- _Work to do_
Copy the data below exactly, omitting any picture it contains.

Data items:
+++++
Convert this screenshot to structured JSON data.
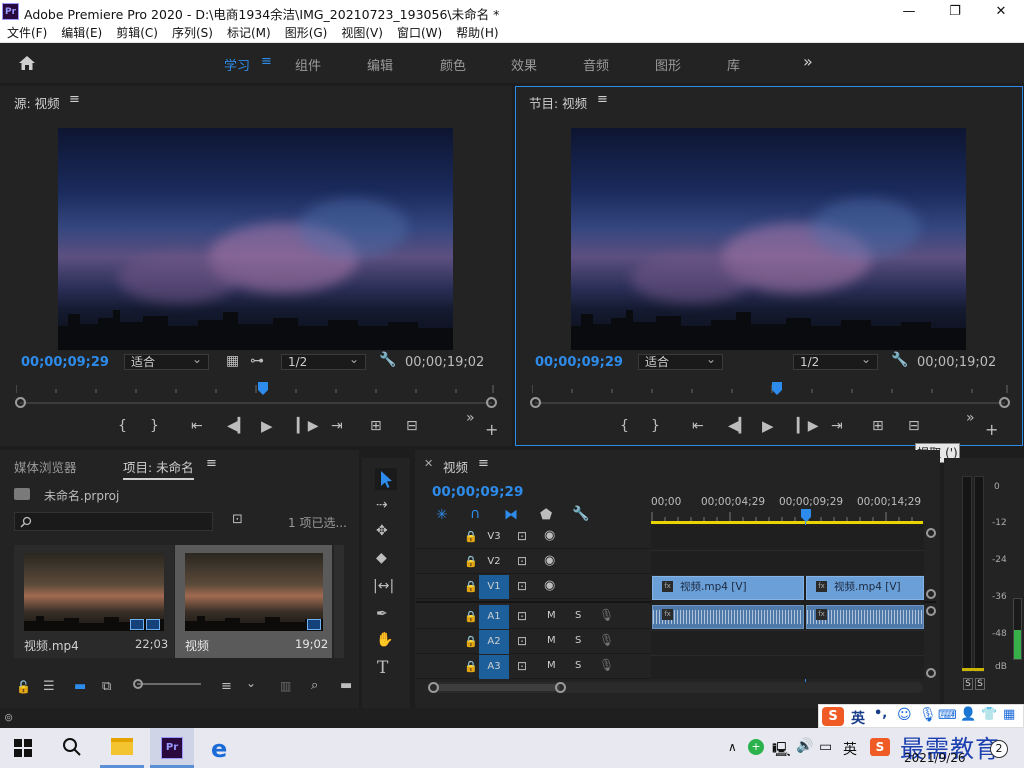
{
  "window": {
    "title": "Adobe Premiere Pro 2020 - D:\\电商1934余洁\\IMG_20210723_193056\\未命名 *",
    "logo": "Pr",
    "minimize_icon": "—",
    "maximize_icon": "❐",
    "close_icon": "✕"
  },
  "menu": [
    "文件(F)",
    "编辑(E)",
    "剪辑(C)",
    "序列(S)",
    "标记(M)",
    "图形(G)",
    "视图(V)",
    "窗口(W)",
    "帮助(H)"
  ],
  "workspaces": {
    "tabs": [
      "学习",
      "组件",
      "编辑",
      "颜色",
      "效果",
      "音频",
      "图形",
      "库"
    ],
    "active": "学习",
    "more": "»"
  },
  "source_monitor": {
    "title": "源: 视频",
    "timecode": "00;00;09;29",
    "fit": "适合",
    "resolution": "1/2",
    "duration": "00;00;19;02",
    "playhead_fraction": 0.52
  },
  "program_monitor": {
    "title": "节目: 视频",
    "timecode": "00;00;09;29",
    "fit": "适合",
    "resolution": "1/2",
    "duration": "00;00;19;02",
    "playhead_fraction": 0.52,
    "tooltip": "提取 (')"
  },
  "project_panel": {
    "tab_media": "媒体浏览器",
    "tab_project": "项目: 未命名",
    "project_file": "未命名.prproj",
    "items_selected": "1 项已选...",
    "items": [
      {
        "name": "视频.mp4",
        "duration": "22;03"
      },
      {
        "name": "视频",
        "duration": "19;02"
      }
    ]
  },
  "timeline": {
    "tab": "视频",
    "timecode": "00;00;09;29",
    "ruler": [
      "00;00",
      "00;00;04;29",
      "00;00;09;29",
      "00;00;14;29"
    ],
    "tracks_video": [
      "V3",
      "V2",
      "V1"
    ],
    "tracks_audio": [
      "A1",
      "A2",
      "A3"
    ],
    "mute": "M",
    "solo": "S",
    "clip1": "视频.mp4 [V]",
    "clip2": "视频.mp4 [V]",
    "fx": "fx"
  },
  "meter": {
    "scale": [
      "0",
      "-12",
      "-24",
      "-36",
      "-48",
      "dB"
    ],
    "solo_left": "S",
    "solo_right": "S"
  },
  "ime": {
    "lang": "英",
    "punct": "•,"
  },
  "taskbar": {
    "date": "2021/9/26",
    "tray_lang": "英",
    "notify_count": "2",
    "watermark": "最需教育"
  },
  "colors": {
    "accent": "#2d8ceb",
    "track_selected": "#1c5f9a",
    "clip_video": "#6a9fd8",
    "clip_audio": "#4f79a8",
    "ruler_yellow": "#e8d400"
  }
}
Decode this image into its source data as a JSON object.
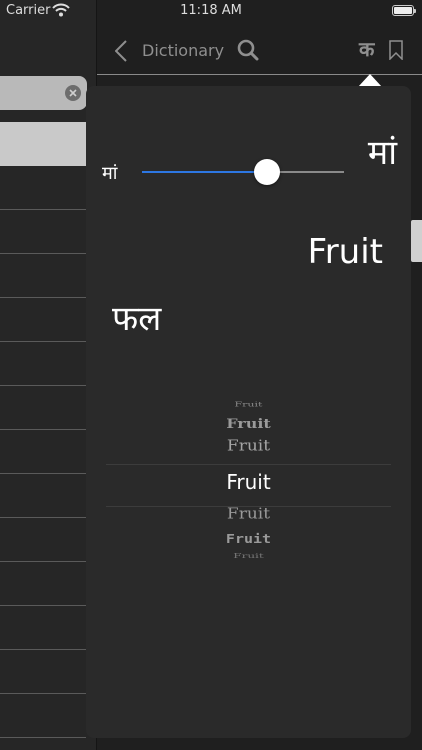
{
  "status": {
    "carrier": "Carrier",
    "time": "11:18 AM"
  },
  "nav": {
    "back_icon": "chevron-left-icon",
    "title": "Dictionary",
    "search_icon": "search-icon",
    "language_icon_glyph": "क",
    "bookmark_icon": "bookmark-icon"
  },
  "popover": {
    "small_sample": "मां",
    "large_sample": "मां",
    "font_size_level": 0.62,
    "english_word": "Fruit",
    "hindi_word": "फल",
    "font_picker": [
      "Fruit",
      "Fruit",
      "Fruit",
      "Fruit",
      "Fruit",
      "Fruit",
      "Fruit"
    ],
    "selected_index": 3
  },
  "colors": {
    "slider_fill": "#2d77e3",
    "background": "#1f1f1f",
    "popover": "#2a2a2a"
  }
}
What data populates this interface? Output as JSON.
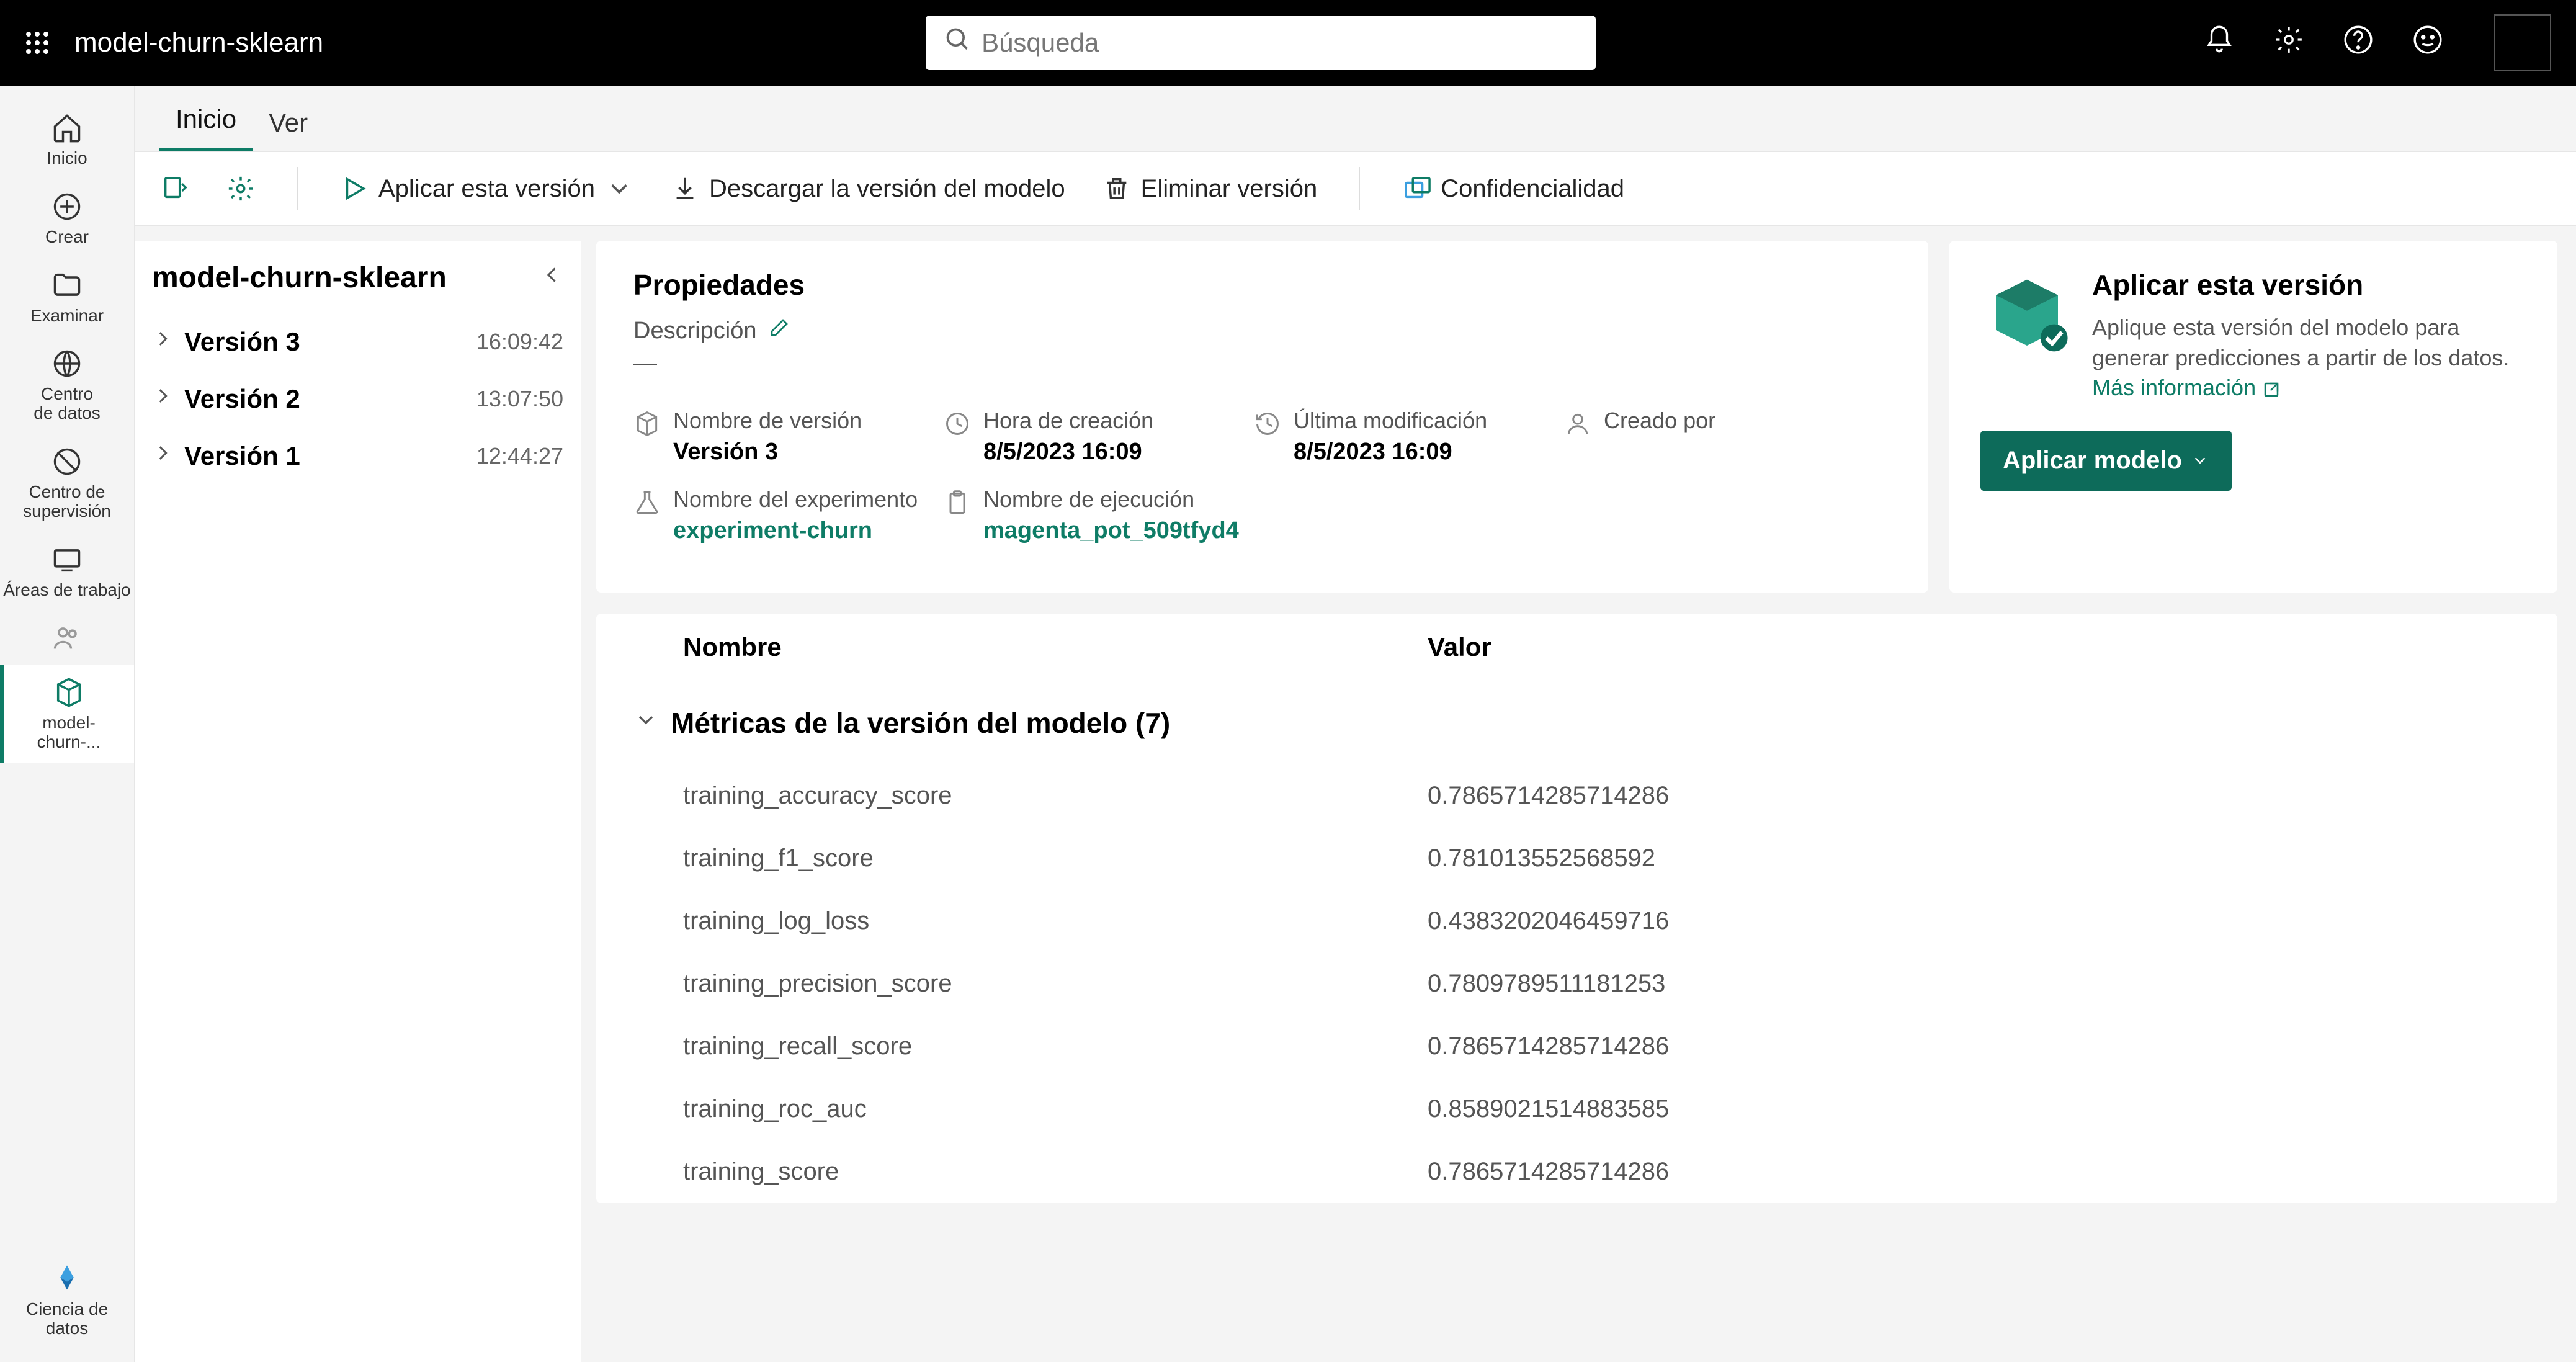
{
  "header": {
    "title": "model-churn-sklearn",
    "search_placeholder": "Búsqueda"
  },
  "leftnav": {
    "home": "Inicio",
    "create": "Crear",
    "browse": "Examinar",
    "datacenter_line1": "Centro",
    "datacenter_line2": "de datos",
    "monitor_line1": "Centro de",
    "monitor_line2": "supervisión",
    "workspaces": "Áreas de trabajo",
    "active_item_line1": "model-",
    "active_item_line2": "churn-...",
    "ds_line1": "Ciencia de",
    "ds_line2": "datos"
  },
  "tabs": {
    "home": "Inicio",
    "view": "Ver"
  },
  "toolbar": {
    "apply": "Aplicar esta versión",
    "download": "Descargar la versión del modelo",
    "delete": "Eliminar versión",
    "confidentiality": "Confidencialidad"
  },
  "versions": {
    "title": "model-churn-sklearn",
    "items": [
      {
        "name": "Versión 3",
        "time": "16:09:42"
      },
      {
        "name": "Versión 2",
        "time": "13:07:50"
      },
      {
        "name": "Versión 1",
        "time": "12:44:27"
      }
    ]
  },
  "properties": {
    "title": "Propiedades",
    "desc_label": "Descripción",
    "desc_value": "—",
    "version_name_label": "Nombre de versión",
    "version_name_value": "Versión 3",
    "created_label": "Hora de creación",
    "created_value": "8/5/2023 16:09",
    "modified_label": "Última modificación",
    "modified_value": "8/5/2023 16:09",
    "createdby_label": "Creado por",
    "experiment_label": "Nombre del experimento",
    "experiment_value": "experiment-churn",
    "run_label": "Nombre de ejecución",
    "run_value": "magenta_pot_509tfyd4"
  },
  "apply": {
    "title": "Aplicar esta versión",
    "text": "Aplique esta versión del modelo para generar predicciones a partir de los datos. ",
    "link": "Más información",
    "button": "Aplicar modelo"
  },
  "metrics": {
    "col_name": "Nombre",
    "col_value": "Valor",
    "group_title": "Métricas de la versión del modelo (7)",
    "rows": [
      {
        "name": "training_accuracy_score",
        "value": "0.7865714285714286"
      },
      {
        "name": "training_f1_score",
        "value": "0.781013552568592"
      },
      {
        "name": "training_log_loss",
        "value": "0.4383202046459716"
      },
      {
        "name": "training_precision_score",
        "value": "0.7809789511181253"
      },
      {
        "name": "training_recall_score",
        "value": "0.7865714285714286"
      },
      {
        "name": "training_roc_auc",
        "value": "0.8589021514883585"
      },
      {
        "name": "training_score",
        "value": "0.7865714285714286"
      }
    ]
  }
}
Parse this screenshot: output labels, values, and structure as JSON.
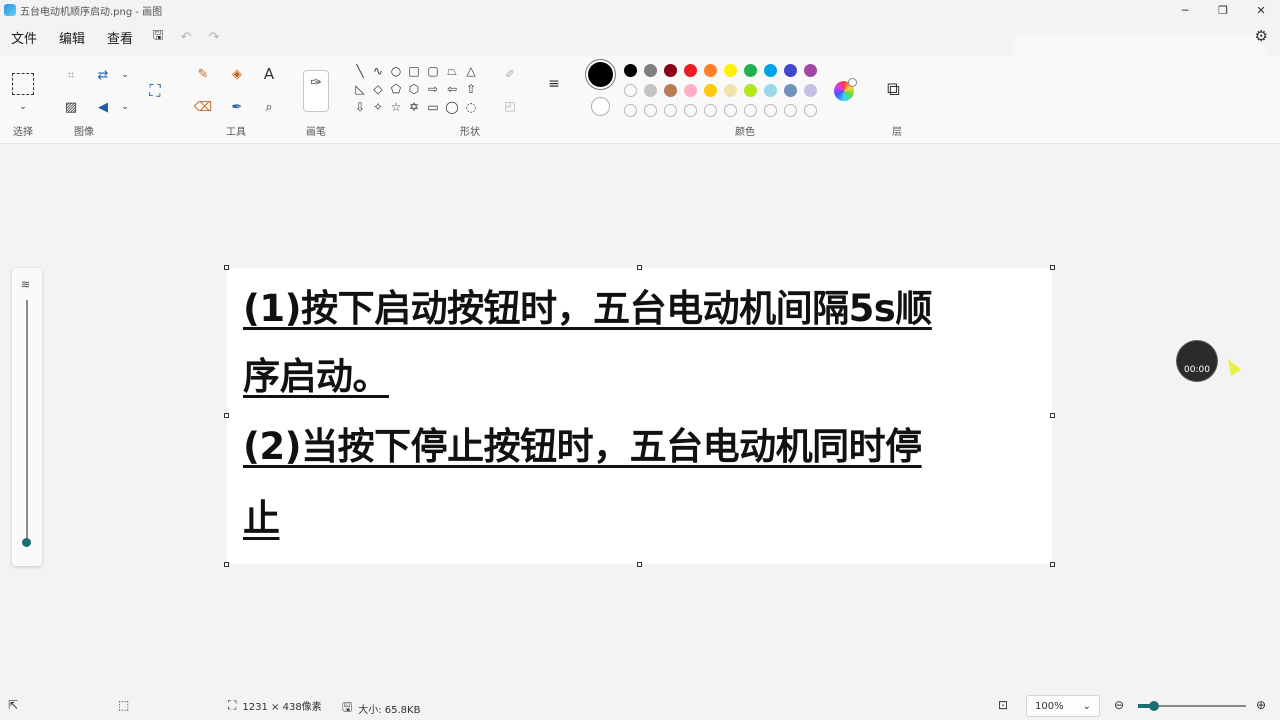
{
  "window": {
    "title": "五台电动机顺序启动.png - 画图",
    "controls": [
      "minimize-icon",
      "restore-icon",
      "close-icon"
    ]
  },
  "menu": {
    "items": [
      "文件",
      "编辑",
      "查看"
    ]
  },
  "ribbon": {
    "groups": {
      "select": "选择",
      "image": "图像",
      "tools": "工具",
      "brushes": "画笔",
      "shapes": "形状",
      "colors": "颜色",
      "layers": "层"
    }
  },
  "colors": {
    "primary": "#000000",
    "secondary": "#ffffff",
    "row1": [
      "#000000",
      "#7f7f7f",
      "#880015",
      "#ed1c24",
      "#ff7f27",
      "#fff200",
      "#22b14c",
      "#00a2e8",
      "#3f48cc",
      "#a349a4"
    ],
    "row2": [
      "",
      "#c3c3c3",
      "#b97a57",
      "#ffaec9",
      "#ffc90e",
      "#efe4b0",
      "#b5e61d",
      "#99d9ea",
      "#7092be",
      "#c8bfe7"
    ]
  },
  "canvas": {
    "lines": [
      "(1)按下启动按钮时，五台电动机间隔5s顺",
      "序启动。",
      "(2)当按下停止按钮时，五台电动机同时停",
      "止"
    ]
  },
  "recorder": {
    "time": "00:00"
  },
  "status": {
    "dimensions": "1231 × 438像素",
    "size": "大小: 65.8KB",
    "zoom": "100%"
  }
}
+++++
- _Response below_
Convert this screenshot to structured JSON data.
{
  "window": {
    "title": "Adobe Premiere Pro 2020 - D:\\电商1934余洁\\IMG_20210723_193056\\未命名 *",
    "logo": "Pr",
    "minimize_icon": "—",
    "maximize_icon": "❐",
    "close_icon": "✕"
  },
  "menu": [
    "文件(F)",
    "编辑(E)",
    "剪辑(C)",
    "序列(S)",
    "标记(M)",
    "图形(G)",
    "视图(V)",
    "窗口(W)",
    "帮助(H)"
  ],
  "workspaces": {
    "tabs": [
      "学习",
      "组件",
      "编辑",
      "颜色",
      "效果",
      "音频",
      "图形",
      "库"
    ],
    "active": "学习",
    "more": "»"
  },
  "source_monitor": {
    "title": "源: 视频",
    "timecode": "00;00;09;29",
    "fit": "适合",
    "resolution": "1/2",
    "duration": "00;00;19;02",
    "playhead_fraction": 0.52
  },
  "program_monitor": {
    "title": "节目: 视频",
    "timecode": "00;00;09;29",
    "fit": "适合",
    "resolution": "1/2",
    "duration": "00;00;19;02",
    "playhead_fraction": 0.52,
    "tooltip": "提取 (')"
  },
  "project_panel": {
    "tab_media": "媒体浏览器",
    "tab_project": "项目: 未命名",
    "project_file": "未命名.prproj",
    "items_selected": "1 项已选...",
    "items": [
      {
        "name": "视频.mp4",
        "duration": "22;03"
      },
      {
        "name": "视频",
        "duration": "19;02"
      }
    ]
  },
  "timeline": {
    "tab": "视频",
    "timecode": "00;00;09;29",
    "ruler": [
      "00;00",
      "00;00;04;29",
      "00;00;09;29",
      "00;00;14;29"
    ],
    "tracks_video": [
      "V3",
      "V2",
      "V1"
    ],
    "tracks_audio": [
      "A1",
      "A2",
      "A3"
    ],
    "mute": "M",
    "solo": "S",
    "clip1": "视频.mp4 [V]",
    "clip2": "视频.mp4 [V]",
    "fx": "fx"
  },
  "meter": {
    "scale": [
      "0",
      "-12",
      "-24",
      "-36",
      "-48",
      "dB"
    ],
    "solo_left": "S",
    "solo_right": "S"
  },
  "ime": {
    "lang": "英",
    "punct": "•,"
  },
  "taskbar": {
    "date": "2021/9/26",
    "tray_lang": "英",
    "notify_count": "2",
    "watermark": "最需教育"
  },
  "colors": {
    "accent": "#2d8ceb",
    "track_selected": "#1c5f9a",
    "clip_video": "#6a9fd8",
    "clip_audio": "#4f79a8",
    "ruler_yellow": "#e8d400"
  }
}
Decode this image into its source data as a JSON object.
{
  "status": {
    "carrier": "Carrier",
    "time": "11:18 AM"
  },
  "nav": {
    "back_icon": "chevron-left-icon",
    "title": "Dictionary",
    "search_icon": "search-icon",
    "language_icon_glyph": "क",
    "bookmark_icon": "bookmark-icon"
  },
  "popover": {
    "small_sample": "मां",
    "large_sample": "मां",
    "font_size_level": 0.62,
    "english_word": "Fruit",
    "hindi_word": "फल",
    "font_picker": [
      "Fruit",
      "Fruit",
      "Fruit",
      "Fruit",
      "Fruit",
      "Fruit",
      "Fruit"
    ],
    "selected_index": 3
  },
  "colors": {
    "slider_fill": "#2d77e3",
    "background": "#1f1f1f",
    "popover": "#2a2a2a"
  }
}
What data populates this interface? Output as JSON.
{
  "header": {
    "title": "model-churn-sklearn",
    "search_placeholder": "Búsqueda"
  },
  "leftnav": {
    "home": "Inicio",
    "create": "Crear",
    "browse": "Examinar",
    "datacenter_line1": "Centro",
    "datacenter_line2": "de datos",
    "monitor_line1": "Centro de",
    "monitor_line2": "supervisión",
    "workspaces": "Áreas de trabajo",
    "active_item_line1": "model-",
    "active_item_line2": "churn-...",
    "ds_line1": "Ciencia de",
    "ds_line2": "datos"
  },
  "tabs": {
    "home": "Inicio",
    "view": "Ver"
  },
  "toolbar": {
    "apply": "Aplicar esta versión",
    "download": "Descargar la versión del modelo",
    "delete": "Eliminar versión",
    "confidentiality": "Confidencialidad"
  },
  "versions": {
    "title": "model-churn-sklearn",
    "items": [
      {
        "name": "Versión 3",
        "time": "16:09:42"
      },
      {
        "name": "Versión 2",
        "time": "13:07:50"
      },
      {
        "name": "Versión 1",
        "time": "12:44:27"
      }
    ]
  },
  "properties": {
    "title": "Propiedades",
    "desc_label": "Descripción",
    "desc_value": "—",
    "version_name_label": "Nombre de versión",
    "version_name_value": "Versión 3",
    "created_label": "Hora de creación",
    "created_value": "8/5/2023 16:09",
    "modified_label": "Última modificación",
    "modified_value": "8/5/2023 16:09",
    "createdby_label": "Creado por",
    "experiment_label": "Nombre del experimento",
    "experiment_value": "experiment-churn",
    "run_label": "Nombre de ejecución",
    "run_value": "magenta_pot_509tfyd4"
  },
  "apply": {
    "title": "Aplicar esta versión",
    "text": "Aplique esta versión del modelo para generar predicciones a partir de los datos. ",
    "link": "Más información",
    "button": "Aplicar modelo"
  },
  "metrics": {
    "col_name": "Nombre",
    "col_value": "Valor",
    "group_title": "Métricas de la versión del modelo (7)",
    "rows": [
      {
        "name": "training_accuracy_score",
        "value": "0.7865714285714286"
      },
      {
        "name": "training_f1_score",
        "value": "0.781013552568592"
      },
      {
        "name": "training_log_loss",
        "value": "0.4383202046459716"
      },
      {
        "name": "training_precision_score",
        "value": "0.7809789511181253"
      },
      {
        "name": "training_recall_score",
        "value": "0.7865714285714286"
      },
      {
        "name": "training_roc_auc",
        "value": "0.8589021514883585"
      },
      {
        "name": "training_score",
        "value": "0.7865714285714286"
      }
    ]
  }
}
Parse this screenshot: output labels, values, and structure as JSON.
{
  "window": {
    "title": "五台电动机顺序启动.png - 画图",
    "controls": [
      "minimize-icon",
      "restore-icon",
      "close-icon"
    ]
  },
  "menu": {
    "items": [
      "文件",
      "编辑",
      "查看"
    ]
  },
  "ribbon": {
    "groups": {
      "select": "选择",
      "image": "图像",
      "tools": "工具",
      "brushes": "画笔",
      "shapes": "形状",
      "colors": "颜色",
      "layers": "层"
    }
  },
  "colors": {
    "primary": "#000000",
    "secondary": "#ffffff",
    "row1": [
      "#000000",
      "#7f7f7f",
      "#880015",
      "#ed1c24",
      "#ff7f27",
      "#fff200",
      "#22b14c",
      "#00a2e8",
      "#3f48cc",
      "#a349a4"
    ],
    "row2": [
      "",
      "#c3c3c3",
      "#b97a57",
      "#ffaec9",
      "#ffc90e",
      "#efe4b0",
      "#b5e61d",
      "#99d9ea",
      "#7092be",
      "#c8bfe7"
    ]
  },
  "canvas": {
    "lines": [
      "(1)按下启动按钮时，五台电动机间隔5s顺",
      "序启动。",
      "(2)当按下停止按钮时，五台电动机同时停",
      "止"
    ]
  },
  "recorder": {
    "time": "00:00"
  },
  "status": {
    "dimensions": "1231 × 438像素",
    "size": "大小: 65.8KB",
    "zoom": "100%"
  }
}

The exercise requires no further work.